— BEGIN Text segment —
My body… giving me paint, blood every moon, is the closest I have come to full integrity, full embodied knowledge and responsibility, that make up my arts own body materiality.

I’m reminded of the sculptural art monster eva hesse.

in one moment, eva hesse said “life doesn’t last, art doesn’t last, it doesn’t matter.”

I like the phrase doesn’t last. making art, that folds back into the earth.

all we are is earth playing with itself shifting shape. doesn’t last. i think were all on some long rhythm together.

The first time I heard that quote from hesse it read apathetic to life. The counterargument, a quote from sol lewitt defends that hesse did care for her work to last. 

Regardless, i’m not as concerned with what she meant. I’m reading it doesn’t matter. and matter seems to be coming alive, emerging and growing from its nounness to verbness and being both at once. matter-ing. i want to think of art as matter, and hold matter in aliveness in flux.

I want to let the sun in on this, i like making art that molds. that microbes eat, and that the water won’t feel polluted in.  

I won’t lie, it sometimes hurts when my art grows old and begins to decay. what is that, the moving away from how i knew them? did i ever know them? weren’t they always changing all along anyway?

I want to move closer to decay, to ephemerality, to “deepen connection with the earth body” as che che luna says. This is a central inquiry of ritual permutations.
— END Text segment —
— BEGIN Record set —
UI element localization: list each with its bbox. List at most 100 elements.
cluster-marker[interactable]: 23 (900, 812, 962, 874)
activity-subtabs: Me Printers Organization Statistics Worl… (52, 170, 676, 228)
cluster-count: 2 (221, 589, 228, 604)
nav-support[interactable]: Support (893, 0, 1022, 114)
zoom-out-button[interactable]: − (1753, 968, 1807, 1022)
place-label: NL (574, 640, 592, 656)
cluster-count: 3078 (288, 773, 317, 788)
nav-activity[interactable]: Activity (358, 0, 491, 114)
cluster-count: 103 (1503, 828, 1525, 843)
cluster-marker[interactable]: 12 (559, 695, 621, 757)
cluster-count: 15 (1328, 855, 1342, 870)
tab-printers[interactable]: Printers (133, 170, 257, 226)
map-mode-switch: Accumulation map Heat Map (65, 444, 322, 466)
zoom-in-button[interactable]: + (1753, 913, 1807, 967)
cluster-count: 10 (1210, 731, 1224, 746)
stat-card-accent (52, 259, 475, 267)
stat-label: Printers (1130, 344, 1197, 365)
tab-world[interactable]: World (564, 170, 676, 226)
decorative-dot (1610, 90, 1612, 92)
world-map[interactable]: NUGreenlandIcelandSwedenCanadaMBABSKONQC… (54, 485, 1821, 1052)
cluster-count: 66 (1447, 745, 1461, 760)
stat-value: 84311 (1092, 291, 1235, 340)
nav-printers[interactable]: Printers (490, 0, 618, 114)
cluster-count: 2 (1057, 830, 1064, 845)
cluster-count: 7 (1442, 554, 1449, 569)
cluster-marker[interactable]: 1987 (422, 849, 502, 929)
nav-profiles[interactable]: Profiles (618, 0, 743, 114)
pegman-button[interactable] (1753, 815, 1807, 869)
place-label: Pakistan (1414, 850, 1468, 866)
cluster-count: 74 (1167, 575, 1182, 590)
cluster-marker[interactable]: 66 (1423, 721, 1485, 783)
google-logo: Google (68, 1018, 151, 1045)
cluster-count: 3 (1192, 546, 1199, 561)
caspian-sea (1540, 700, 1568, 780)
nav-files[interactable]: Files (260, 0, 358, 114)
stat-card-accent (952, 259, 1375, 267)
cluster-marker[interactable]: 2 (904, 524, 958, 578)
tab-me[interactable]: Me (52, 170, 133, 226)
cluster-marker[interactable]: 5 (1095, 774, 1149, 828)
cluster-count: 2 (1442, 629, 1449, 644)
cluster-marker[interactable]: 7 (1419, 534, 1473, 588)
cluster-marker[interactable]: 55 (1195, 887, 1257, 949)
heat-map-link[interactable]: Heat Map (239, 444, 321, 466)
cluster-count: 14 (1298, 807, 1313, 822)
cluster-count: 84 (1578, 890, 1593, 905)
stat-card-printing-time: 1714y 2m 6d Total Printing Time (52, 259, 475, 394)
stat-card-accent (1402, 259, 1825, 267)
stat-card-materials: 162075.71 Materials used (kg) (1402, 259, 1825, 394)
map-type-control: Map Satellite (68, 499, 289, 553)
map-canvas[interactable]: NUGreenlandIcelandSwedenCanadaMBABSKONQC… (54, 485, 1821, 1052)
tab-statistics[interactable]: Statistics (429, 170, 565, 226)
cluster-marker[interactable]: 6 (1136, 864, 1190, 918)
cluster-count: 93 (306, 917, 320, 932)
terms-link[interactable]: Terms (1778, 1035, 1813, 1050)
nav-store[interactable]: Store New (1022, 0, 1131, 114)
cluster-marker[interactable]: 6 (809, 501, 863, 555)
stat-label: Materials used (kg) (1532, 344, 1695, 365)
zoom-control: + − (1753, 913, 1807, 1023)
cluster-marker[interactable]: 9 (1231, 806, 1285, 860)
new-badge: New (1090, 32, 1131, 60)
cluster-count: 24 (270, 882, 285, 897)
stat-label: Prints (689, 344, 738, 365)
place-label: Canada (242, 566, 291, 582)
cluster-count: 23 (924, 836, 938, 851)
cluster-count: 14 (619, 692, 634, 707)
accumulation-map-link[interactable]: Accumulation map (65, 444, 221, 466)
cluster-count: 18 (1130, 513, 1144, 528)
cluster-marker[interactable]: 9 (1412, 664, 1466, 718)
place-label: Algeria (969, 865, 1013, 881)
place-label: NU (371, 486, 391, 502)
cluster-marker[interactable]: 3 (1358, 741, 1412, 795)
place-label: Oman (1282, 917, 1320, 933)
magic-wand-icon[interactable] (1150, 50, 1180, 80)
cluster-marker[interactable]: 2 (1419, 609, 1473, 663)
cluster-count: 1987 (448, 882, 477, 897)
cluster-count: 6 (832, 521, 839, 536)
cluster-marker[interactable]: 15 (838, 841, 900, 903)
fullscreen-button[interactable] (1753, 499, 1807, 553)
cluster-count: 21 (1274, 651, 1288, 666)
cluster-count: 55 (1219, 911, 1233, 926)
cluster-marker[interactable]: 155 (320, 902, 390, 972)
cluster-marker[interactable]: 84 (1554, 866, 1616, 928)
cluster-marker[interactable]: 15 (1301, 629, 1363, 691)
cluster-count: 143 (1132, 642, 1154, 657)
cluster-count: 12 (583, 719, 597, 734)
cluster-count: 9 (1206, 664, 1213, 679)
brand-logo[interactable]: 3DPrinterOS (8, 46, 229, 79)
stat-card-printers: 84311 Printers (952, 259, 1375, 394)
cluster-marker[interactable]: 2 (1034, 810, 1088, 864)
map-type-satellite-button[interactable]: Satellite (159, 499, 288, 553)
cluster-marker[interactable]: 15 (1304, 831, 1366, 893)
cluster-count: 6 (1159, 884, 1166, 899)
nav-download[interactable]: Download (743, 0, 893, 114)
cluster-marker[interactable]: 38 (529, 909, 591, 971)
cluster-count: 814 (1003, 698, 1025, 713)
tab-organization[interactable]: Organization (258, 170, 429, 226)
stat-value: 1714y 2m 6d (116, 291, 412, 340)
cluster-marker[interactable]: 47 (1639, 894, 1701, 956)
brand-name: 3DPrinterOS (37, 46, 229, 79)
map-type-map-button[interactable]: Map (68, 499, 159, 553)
— END Record set —
**To be done**.
- a) List every person named in the reflection on art and decay.
- b) In the reflection on art and decay, write out the passage from "I won’t lie, it" up to and including "all along anyway?", switching "hurts" to "stings".
The records are separate material, unrelated to the reflection on art and decay.

**Outputs by task**.
- a) eva hesse, sol lewitt, che che luna

- b)
I won’t lie, it sometimes stings when my art grows old and begins to decay. what is that, the moving away from how i knew them? did i ever know them? weren’t they always changing all along anyway?